## START

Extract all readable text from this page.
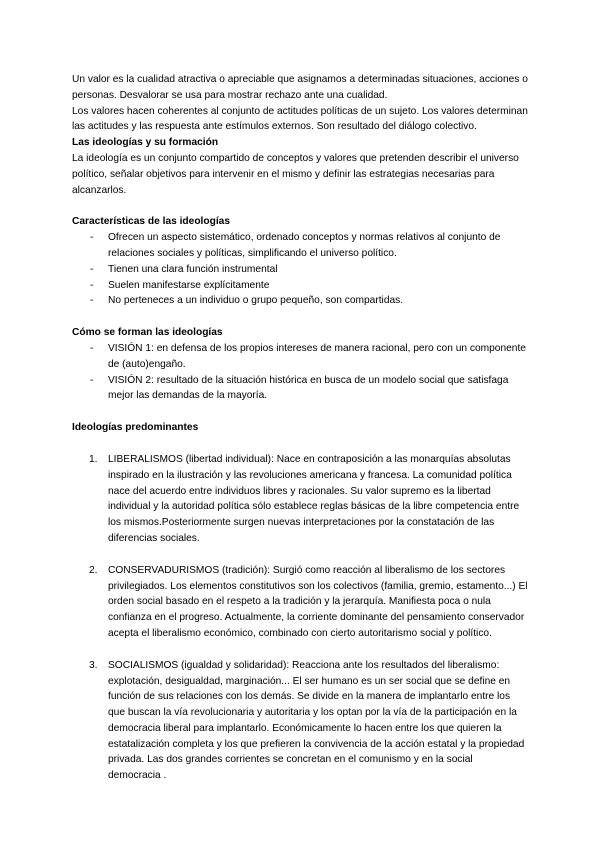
Un valor es la cualidad atractiva o apreciable que asignamos a determinadas situaciones, acciones o personas. Desvalorar se usa para mostrar rechazo ante una cualidad.

Los valores hacen coherentes al conjunto de actitudes políticas de un sujeto. Los valores determinan las actitudes y las respuesta ante estímulos externos. Son resultado del diálogo colectivo.

Las ideologías y su formación

La ideología es un conjunto compartido de conceptos y valores que pretenden describir el universo político, señalar objetivos para intervenir en el mismo y definir las estrategias necesarias para alcanzarlos.

Características de las ideologías
- Ofrecen un aspecto sistemático, ordenado conceptos y normas relativos al conjunto de relaciones sociales y políticas, simplificando el universo político.
- Tienen una clara función instrumental
- Suelen manifestarse explícitamente
- No perteneces a un individuo o grupo pequeño, son compartidas.
Cómo se forman las ideologías
- VISIÓN 1: en defensa de los propios intereses de manera racional, pero con un componente de (auto)engaño.
- VISIÓN 2: resultado de la situación histórica en busca de un modelo social que satisfaga mejor las demandas de la mayoría.
Ideologías predominantes
1. LIBERALISMOS (libertad individual): Nace en contraposición a las monarquías absolutas inspirado en la ilustración y las revoluciones americana y francesa. La comunidad política nace del acuerdo entre individuos libres y racionales. Su valor supremo es la libertad individual y la autoridad política sólo establece reglas básicas de la libre competencia entre los mismos.Posteriormente surgen nuevas interpretaciones por la constatación de las diferencias sociales.
2. CONSERVADURISMOS (tradición): Surgió como reacción al liberalismo de los sectores privilegiados. Los elementos constitutivos son los colectivos (familia, gremio, estamento...) El orden social basado en el respeto a la tradición y la jerarquía. Manifiesta poca o nula confianza en el progreso. Actualmente, la corriente dominante del pensamiento conservador acepta el liberalismo económico, combinado con cierto autoritarismo social y político.
3. SOCIALISMOS (igualdad y solidaridad): Reacciona ante los resultados del liberalismo: explotación, desigualdad, marginación... El ser humano es un ser social que se define en función de sus relaciones con los demás. Se divide en la manera de implantarlo entre los que buscan la vía revolucionaria y autoritaria y los optan por la vía de la participación en la democracia liberal para implantarlo. Económicamente lo hacen entre los que quieren la estatalización completa y los que prefieren la convivencia de la acción estatal y la propiedad privada. Las dos grandes corrientes se concretan en el comunismo y en la social democracia .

## END

> Exercise requirements:
Within the listing, how many lines hold the word "valores"? Only the number is to be given.

> Output for this task:
2